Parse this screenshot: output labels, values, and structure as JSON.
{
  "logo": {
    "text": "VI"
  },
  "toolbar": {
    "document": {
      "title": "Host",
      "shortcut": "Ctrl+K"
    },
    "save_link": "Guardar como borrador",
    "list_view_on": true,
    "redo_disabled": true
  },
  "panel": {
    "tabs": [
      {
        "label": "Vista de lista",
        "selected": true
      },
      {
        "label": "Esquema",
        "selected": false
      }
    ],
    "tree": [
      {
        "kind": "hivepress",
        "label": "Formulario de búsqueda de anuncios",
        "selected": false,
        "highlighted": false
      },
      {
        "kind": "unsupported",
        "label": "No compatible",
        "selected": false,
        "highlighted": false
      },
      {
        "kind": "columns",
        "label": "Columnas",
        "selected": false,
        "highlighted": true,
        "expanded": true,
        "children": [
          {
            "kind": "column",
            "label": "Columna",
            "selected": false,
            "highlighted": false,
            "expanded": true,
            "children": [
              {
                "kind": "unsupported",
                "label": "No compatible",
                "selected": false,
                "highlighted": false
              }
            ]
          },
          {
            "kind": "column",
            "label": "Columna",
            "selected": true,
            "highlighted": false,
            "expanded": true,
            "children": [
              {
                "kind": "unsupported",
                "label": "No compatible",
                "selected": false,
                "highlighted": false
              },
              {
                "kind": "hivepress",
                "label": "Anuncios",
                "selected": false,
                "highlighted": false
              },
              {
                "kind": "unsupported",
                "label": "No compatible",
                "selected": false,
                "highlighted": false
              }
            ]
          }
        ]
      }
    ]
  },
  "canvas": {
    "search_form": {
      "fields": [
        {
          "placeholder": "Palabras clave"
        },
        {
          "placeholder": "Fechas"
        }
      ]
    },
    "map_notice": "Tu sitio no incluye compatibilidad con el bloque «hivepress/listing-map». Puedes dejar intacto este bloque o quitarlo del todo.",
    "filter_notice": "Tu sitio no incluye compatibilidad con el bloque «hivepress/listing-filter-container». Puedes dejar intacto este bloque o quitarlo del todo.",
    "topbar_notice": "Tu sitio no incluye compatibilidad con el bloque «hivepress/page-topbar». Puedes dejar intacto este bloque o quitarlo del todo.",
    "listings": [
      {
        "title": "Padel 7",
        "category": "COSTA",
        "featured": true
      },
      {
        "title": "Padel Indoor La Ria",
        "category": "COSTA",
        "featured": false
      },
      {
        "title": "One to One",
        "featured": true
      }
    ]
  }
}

:: WRITTEN REQUEST ::
Copy every line that includes the string "Padel" from the material above.

:: REPLY TO THE TASK ::
        "title": "Padel 7",
        "title": "Padel Indoor La Ria",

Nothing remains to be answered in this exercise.